*Task brief*. Retype the stretch of the records from the start through the line containing "legend-label: Comer frutas", keeping every character identical.

*Source data*.
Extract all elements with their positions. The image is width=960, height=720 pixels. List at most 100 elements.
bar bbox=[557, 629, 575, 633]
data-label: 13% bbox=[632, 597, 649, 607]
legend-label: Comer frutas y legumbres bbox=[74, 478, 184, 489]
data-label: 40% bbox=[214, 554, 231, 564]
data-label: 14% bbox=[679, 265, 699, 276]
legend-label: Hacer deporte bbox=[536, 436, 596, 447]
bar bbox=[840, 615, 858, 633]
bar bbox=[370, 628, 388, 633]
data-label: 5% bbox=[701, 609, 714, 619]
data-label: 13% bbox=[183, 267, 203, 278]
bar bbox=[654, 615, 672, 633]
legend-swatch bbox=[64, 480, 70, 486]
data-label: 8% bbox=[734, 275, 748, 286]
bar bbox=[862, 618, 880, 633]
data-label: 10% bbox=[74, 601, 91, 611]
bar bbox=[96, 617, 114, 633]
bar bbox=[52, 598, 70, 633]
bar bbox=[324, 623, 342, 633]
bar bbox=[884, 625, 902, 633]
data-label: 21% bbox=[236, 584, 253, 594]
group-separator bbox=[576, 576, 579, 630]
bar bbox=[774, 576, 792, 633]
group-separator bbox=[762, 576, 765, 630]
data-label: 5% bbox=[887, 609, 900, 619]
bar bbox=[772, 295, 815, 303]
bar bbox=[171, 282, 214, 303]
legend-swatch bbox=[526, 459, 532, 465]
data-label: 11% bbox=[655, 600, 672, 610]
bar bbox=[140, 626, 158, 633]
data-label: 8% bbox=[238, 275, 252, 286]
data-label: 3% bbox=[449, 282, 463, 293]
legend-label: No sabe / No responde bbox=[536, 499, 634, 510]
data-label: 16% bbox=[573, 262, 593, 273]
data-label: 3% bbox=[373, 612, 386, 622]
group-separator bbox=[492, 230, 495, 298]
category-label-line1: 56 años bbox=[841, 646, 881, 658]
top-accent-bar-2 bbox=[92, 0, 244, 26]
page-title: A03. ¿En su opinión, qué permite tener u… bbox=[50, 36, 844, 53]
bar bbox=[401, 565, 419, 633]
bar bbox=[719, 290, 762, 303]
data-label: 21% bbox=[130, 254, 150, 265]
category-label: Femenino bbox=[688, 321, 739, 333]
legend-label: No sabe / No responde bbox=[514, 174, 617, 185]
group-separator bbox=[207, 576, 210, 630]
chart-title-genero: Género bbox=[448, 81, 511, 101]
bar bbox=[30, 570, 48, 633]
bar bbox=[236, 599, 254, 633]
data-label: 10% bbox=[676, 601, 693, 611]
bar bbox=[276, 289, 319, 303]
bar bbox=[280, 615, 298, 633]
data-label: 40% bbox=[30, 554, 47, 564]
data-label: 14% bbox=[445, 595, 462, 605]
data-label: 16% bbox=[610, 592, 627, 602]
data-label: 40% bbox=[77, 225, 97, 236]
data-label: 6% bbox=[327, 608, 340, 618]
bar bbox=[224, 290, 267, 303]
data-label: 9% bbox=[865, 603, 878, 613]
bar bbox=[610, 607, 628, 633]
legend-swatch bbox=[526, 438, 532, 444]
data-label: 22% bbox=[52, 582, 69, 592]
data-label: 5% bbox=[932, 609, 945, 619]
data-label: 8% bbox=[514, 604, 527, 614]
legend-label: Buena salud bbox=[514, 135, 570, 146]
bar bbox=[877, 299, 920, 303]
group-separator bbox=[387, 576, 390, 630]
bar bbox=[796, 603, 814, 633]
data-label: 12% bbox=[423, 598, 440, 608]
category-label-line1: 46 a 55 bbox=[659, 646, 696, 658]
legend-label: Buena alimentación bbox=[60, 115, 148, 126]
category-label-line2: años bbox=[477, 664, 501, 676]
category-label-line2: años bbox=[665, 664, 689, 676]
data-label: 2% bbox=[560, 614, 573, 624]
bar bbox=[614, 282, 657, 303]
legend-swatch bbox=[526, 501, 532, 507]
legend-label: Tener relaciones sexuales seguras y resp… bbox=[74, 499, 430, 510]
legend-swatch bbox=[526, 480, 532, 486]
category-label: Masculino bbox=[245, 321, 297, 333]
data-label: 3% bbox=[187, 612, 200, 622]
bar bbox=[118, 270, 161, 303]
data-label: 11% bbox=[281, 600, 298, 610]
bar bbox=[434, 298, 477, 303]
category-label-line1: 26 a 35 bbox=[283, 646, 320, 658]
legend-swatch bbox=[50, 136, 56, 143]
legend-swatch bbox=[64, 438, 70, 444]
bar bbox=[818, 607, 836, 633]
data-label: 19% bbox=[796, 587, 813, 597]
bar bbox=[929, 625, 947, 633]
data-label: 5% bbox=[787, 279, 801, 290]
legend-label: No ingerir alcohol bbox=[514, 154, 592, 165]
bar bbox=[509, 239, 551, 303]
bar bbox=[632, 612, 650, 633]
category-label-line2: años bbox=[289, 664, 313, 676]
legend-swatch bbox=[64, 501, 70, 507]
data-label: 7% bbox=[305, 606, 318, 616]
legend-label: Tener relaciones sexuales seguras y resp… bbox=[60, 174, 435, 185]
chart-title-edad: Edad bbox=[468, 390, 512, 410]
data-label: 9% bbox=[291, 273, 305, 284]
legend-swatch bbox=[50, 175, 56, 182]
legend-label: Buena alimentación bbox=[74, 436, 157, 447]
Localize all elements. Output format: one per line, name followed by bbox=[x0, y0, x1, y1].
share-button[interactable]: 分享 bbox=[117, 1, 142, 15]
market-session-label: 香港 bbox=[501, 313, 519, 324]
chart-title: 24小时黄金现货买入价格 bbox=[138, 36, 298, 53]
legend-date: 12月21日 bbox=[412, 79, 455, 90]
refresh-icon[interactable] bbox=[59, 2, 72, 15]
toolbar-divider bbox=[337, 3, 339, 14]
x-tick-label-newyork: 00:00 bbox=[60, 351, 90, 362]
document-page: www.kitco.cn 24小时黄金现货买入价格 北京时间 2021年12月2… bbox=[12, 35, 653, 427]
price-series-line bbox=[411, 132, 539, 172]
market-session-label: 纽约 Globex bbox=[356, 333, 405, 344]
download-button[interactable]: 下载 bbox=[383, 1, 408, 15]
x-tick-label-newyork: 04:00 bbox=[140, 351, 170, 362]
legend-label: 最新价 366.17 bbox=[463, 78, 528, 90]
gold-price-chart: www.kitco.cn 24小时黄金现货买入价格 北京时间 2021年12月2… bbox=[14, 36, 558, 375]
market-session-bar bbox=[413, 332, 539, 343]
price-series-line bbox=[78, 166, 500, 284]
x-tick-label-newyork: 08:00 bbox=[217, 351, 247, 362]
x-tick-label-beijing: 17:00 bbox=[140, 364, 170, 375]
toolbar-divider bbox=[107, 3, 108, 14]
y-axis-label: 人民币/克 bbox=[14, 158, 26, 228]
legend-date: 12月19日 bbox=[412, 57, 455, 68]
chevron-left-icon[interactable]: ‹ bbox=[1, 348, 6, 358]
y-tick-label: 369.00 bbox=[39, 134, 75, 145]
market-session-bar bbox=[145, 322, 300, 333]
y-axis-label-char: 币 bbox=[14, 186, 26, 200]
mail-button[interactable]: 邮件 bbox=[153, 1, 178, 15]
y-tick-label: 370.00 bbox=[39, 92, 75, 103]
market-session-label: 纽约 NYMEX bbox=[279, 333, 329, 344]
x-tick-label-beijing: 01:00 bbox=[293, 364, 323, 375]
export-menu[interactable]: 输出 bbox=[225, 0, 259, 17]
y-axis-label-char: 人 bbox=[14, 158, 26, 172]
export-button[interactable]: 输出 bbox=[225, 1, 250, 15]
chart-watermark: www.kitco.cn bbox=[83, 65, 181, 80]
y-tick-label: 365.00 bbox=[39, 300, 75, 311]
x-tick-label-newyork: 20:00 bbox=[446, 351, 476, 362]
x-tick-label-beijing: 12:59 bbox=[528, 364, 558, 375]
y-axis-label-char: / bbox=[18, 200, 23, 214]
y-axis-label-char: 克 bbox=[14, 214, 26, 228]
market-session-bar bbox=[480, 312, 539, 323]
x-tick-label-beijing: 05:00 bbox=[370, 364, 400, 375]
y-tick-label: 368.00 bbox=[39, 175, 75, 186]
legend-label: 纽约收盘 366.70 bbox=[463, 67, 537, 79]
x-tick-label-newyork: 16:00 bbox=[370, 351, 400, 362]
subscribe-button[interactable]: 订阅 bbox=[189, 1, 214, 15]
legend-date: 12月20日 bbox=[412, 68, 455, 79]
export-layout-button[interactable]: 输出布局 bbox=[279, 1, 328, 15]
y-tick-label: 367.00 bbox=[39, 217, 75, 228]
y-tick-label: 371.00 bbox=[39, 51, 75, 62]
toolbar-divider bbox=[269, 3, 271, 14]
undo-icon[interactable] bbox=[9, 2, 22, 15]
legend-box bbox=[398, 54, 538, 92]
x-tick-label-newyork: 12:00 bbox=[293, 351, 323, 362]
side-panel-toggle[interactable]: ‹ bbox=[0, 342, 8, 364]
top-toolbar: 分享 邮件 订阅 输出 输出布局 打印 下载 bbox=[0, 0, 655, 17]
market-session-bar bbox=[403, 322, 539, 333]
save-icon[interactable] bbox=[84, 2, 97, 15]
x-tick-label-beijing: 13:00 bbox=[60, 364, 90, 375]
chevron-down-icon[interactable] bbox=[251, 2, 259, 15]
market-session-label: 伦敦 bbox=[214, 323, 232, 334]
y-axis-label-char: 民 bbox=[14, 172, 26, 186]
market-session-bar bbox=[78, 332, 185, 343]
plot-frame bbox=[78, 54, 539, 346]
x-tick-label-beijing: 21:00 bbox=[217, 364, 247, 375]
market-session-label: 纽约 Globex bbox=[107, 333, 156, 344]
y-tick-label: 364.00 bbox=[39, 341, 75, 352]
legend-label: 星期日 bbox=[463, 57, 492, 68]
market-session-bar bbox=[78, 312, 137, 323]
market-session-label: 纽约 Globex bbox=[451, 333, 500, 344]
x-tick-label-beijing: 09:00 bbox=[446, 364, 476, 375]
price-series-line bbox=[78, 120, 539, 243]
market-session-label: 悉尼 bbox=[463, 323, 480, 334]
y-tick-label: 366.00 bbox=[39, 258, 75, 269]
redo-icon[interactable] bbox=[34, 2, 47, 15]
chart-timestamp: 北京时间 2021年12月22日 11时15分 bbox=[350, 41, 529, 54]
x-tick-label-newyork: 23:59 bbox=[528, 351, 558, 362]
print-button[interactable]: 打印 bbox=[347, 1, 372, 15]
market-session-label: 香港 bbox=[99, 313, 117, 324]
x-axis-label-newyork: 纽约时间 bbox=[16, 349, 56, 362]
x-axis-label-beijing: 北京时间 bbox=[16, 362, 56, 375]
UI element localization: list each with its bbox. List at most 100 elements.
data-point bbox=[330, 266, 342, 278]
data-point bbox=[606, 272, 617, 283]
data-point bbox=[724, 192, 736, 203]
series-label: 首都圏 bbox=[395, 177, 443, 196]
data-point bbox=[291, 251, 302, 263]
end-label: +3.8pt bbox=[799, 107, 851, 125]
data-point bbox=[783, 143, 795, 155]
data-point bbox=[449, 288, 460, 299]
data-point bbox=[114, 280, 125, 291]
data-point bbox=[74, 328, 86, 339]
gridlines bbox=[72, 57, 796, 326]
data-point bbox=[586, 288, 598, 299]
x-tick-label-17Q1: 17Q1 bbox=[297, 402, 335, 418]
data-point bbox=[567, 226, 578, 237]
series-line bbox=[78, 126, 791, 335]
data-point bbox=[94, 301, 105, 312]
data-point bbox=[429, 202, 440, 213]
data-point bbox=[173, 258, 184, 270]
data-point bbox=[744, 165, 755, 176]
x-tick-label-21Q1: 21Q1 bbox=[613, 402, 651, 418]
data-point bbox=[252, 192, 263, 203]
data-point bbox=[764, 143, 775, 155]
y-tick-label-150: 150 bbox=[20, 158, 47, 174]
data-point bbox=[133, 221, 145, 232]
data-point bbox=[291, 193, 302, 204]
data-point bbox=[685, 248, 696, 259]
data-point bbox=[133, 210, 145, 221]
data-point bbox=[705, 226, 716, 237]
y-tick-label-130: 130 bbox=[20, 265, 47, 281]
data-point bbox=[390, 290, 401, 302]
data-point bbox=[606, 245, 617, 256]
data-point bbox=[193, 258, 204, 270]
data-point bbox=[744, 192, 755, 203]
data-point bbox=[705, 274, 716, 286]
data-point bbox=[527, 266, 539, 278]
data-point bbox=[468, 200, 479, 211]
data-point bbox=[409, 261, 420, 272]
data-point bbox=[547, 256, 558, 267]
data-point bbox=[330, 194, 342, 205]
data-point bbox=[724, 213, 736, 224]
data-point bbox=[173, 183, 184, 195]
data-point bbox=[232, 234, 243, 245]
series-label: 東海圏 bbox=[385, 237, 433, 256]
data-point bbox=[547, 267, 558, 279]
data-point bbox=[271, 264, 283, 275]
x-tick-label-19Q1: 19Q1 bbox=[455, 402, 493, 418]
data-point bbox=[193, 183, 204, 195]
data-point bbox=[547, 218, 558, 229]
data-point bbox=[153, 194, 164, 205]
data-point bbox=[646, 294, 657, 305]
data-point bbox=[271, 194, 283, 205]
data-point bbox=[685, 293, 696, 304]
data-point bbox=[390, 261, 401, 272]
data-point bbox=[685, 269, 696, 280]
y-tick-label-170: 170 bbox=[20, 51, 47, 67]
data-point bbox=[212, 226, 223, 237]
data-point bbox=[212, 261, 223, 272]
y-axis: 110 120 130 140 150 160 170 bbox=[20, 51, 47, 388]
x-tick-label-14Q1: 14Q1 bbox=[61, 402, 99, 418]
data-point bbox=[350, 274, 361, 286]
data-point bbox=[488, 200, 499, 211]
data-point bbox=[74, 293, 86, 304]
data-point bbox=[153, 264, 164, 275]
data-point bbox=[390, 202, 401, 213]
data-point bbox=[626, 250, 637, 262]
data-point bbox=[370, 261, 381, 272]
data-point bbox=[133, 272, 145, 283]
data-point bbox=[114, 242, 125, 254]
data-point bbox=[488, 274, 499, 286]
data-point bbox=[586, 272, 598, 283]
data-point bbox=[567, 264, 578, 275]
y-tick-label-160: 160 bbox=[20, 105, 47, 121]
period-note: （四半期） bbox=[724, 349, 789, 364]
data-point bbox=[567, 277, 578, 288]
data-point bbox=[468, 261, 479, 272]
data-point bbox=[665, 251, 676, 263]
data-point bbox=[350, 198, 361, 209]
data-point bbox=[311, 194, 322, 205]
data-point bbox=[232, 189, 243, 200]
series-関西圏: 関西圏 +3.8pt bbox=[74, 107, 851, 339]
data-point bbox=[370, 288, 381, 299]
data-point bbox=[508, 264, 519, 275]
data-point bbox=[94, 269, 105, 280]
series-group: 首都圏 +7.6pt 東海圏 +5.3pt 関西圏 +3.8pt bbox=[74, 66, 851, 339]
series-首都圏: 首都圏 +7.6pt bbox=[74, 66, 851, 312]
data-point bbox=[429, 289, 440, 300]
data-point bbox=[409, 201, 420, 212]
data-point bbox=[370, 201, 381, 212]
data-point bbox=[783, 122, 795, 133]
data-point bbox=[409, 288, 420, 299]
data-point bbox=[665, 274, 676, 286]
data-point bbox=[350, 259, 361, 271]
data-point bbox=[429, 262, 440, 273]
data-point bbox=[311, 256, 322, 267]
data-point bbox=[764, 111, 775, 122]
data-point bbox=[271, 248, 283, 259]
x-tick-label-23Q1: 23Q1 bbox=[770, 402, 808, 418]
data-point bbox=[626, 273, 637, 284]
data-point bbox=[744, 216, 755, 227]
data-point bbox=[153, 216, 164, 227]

*Written reply*.
Extract all elements with their positions. The image is width=960, height=720 pixels. List at most 100 elements.
bar bbox=[557, 629, 575, 633]
data-label: 13% bbox=[632, 597, 649, 607]
legend-label: Comer frutas y legumbres bbox=[74, 478, 184, 489]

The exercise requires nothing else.